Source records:
▼

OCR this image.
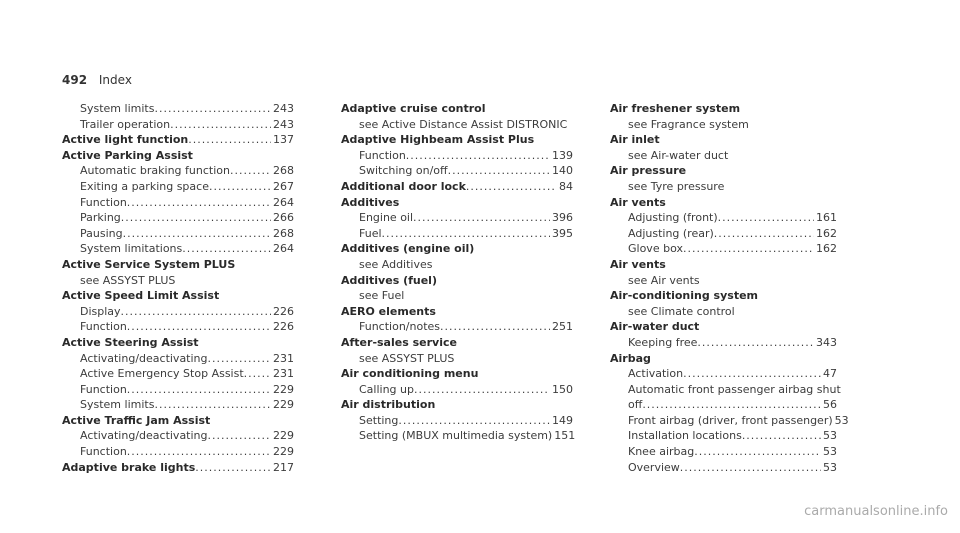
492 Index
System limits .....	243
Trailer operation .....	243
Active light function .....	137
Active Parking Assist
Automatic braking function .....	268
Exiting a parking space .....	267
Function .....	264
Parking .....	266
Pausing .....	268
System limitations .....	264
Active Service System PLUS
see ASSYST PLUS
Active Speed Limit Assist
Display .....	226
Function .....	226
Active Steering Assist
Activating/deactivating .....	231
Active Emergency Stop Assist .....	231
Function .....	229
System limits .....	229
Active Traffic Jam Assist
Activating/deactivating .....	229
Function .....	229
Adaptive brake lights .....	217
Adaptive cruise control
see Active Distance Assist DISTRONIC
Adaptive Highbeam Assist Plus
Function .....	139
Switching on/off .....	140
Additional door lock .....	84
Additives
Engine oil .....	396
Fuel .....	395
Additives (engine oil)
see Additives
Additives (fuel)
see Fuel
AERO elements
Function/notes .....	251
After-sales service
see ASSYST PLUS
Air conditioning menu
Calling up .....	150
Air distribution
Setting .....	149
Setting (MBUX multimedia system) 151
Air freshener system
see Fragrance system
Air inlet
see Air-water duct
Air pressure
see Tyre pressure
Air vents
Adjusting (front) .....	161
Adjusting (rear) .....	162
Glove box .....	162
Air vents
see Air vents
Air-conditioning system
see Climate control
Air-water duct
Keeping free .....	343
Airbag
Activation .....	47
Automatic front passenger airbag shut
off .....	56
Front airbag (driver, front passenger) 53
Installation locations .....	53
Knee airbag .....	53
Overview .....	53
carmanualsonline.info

▲

Exercise objective: Where a line holds the string "Automatic", copy that line.

Answer to this exercise:
Automatic braking function .....	268
Automatic front passenger airbag shut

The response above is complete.